(Recorded data)
++++
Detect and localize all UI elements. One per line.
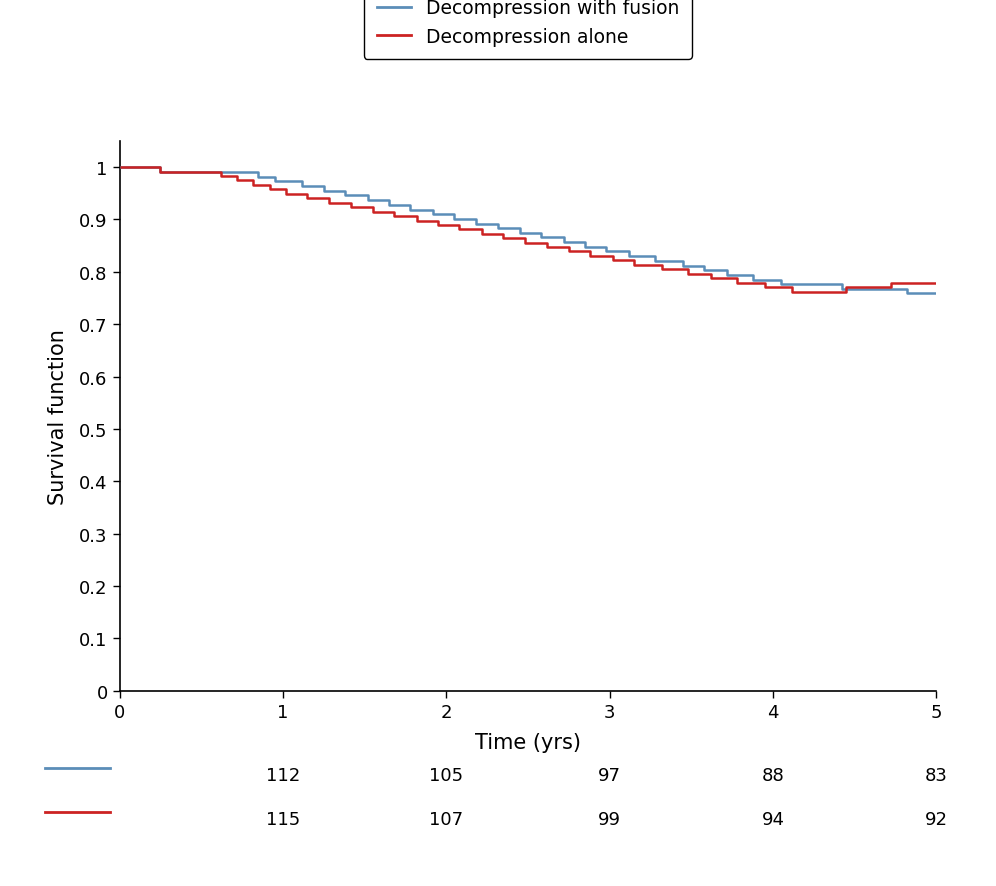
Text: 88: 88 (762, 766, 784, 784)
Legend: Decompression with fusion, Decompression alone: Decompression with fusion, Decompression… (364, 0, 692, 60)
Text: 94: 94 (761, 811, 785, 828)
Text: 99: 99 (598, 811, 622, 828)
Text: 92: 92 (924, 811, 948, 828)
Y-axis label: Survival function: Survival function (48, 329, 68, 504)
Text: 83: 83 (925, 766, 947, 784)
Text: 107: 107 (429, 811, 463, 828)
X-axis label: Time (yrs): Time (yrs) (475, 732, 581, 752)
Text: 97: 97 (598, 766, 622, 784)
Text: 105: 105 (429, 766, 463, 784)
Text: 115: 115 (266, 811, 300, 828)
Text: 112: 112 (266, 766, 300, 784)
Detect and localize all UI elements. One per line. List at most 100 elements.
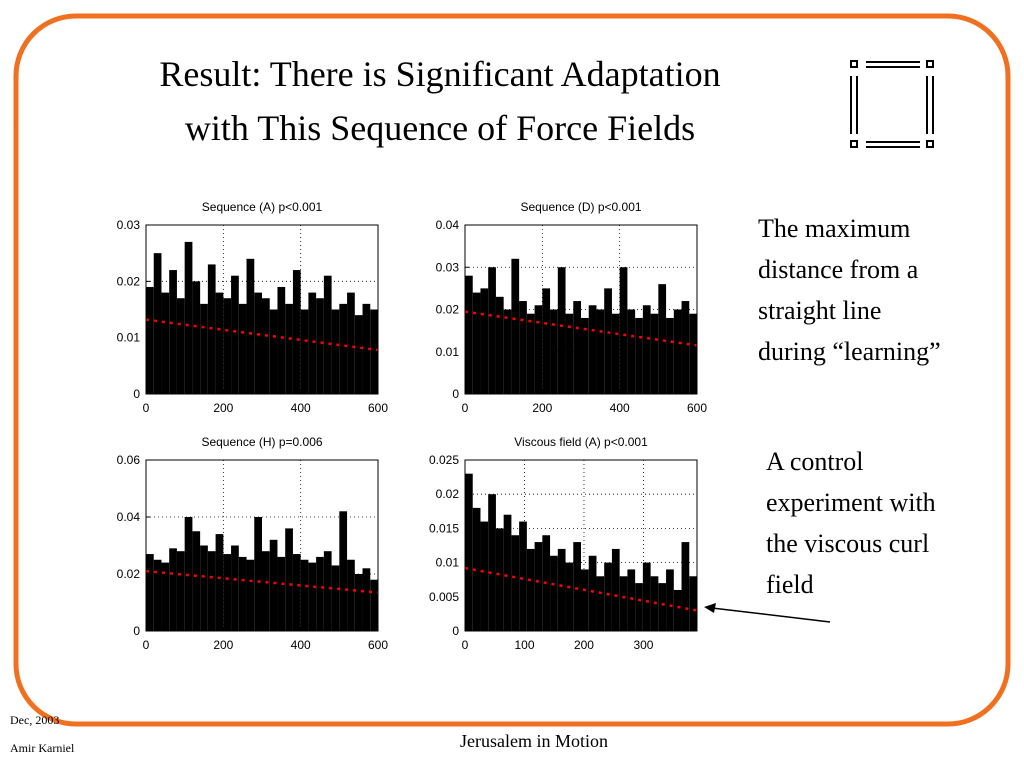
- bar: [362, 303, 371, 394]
++++
*Brief:*
Which lines of the records contain the word "localize"? Select every such line, treating uppercase and lowercase letters as distinct.

*Result of this task:*
Detect and localize all UI elements. One per line.
Detect and localize all UI elements. One per line. List at most 100 elements.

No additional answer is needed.